── Exercise materials
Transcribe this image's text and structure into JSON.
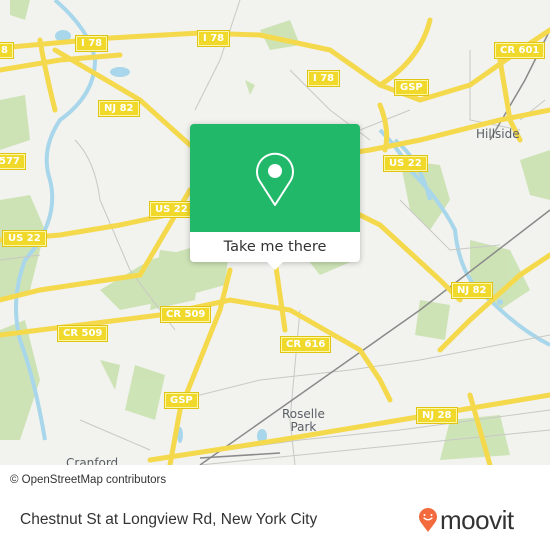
{
  "map": {
    "road_labels": [
      {
        "text": "I 78",
        "id": "i78-west"
      },
      {
        "text": "I 78",
        "id": "i78-center"
      },
      {
        "text": "I 78",
        "id": "i78-east"
      },
      {
        "text": "8",
        "id": "i78-edge"
      },
      {
        "text": "GSP",
        "id": "gsp-north"
      },
      {
        "text": "CR 601",
        "id": "cr601"
      },
      {
        "text": "NJ 82",
        "id": "nj82-west"
      },
      {
        "text": "NJ 82",
        "id": "nj82-east"
      },
      {
        "text": "577",
        "id": "cr577"
      },
      {
        "text": "US 22",
        "id": "us22-west"
      },
      {
        "text": "US 22",
        "id": "us22-center"
      },
      {
        "text": "US 22",
        "id": "us22-east"
      },
      {
        "text": "CR 509",
        "id": "cr509-west"
      },
      {
        "text": "CR 509",
        "id": "cr509-center"
      },
      {
        "text": "CR 616",
        "id": "cr616"
      },
      {
        "text": "GSP",
        "id": "gsp-south"
      },
      {
        "text": "NJ 28",
        "id": "nj28"
      }
    ],
    "place_labels": {
      "hillside": "Hillside",
      "roselle_park": "Roselle\nPark",
      "cranford": "Cranford"
    },
    "attribution": "© OpenStreetMap contributors"
  },
  "popup": {
    "icon": "map-pin-icon",
    "button_label": "Take me there",
    "accent_color": "#22b86a"
  },
  "footer": {
    "location_title": "Chestnut St at Longview Rd, New York City",
    "logo_text": "moovit",
    "logo_color": "#f26a3d"
  }
}
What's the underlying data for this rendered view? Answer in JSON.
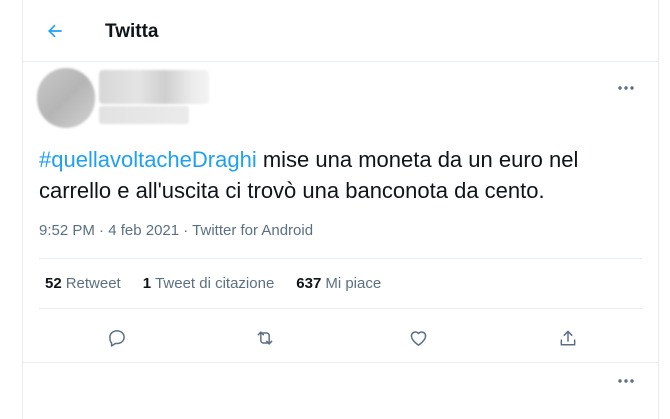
────
* **Work instructions**:
Which lines hold the word "center"? Show each one.

* **Exercise response**:
        "id": "i78-center"
        "id": "us22-center"
        "id": "cr509-center"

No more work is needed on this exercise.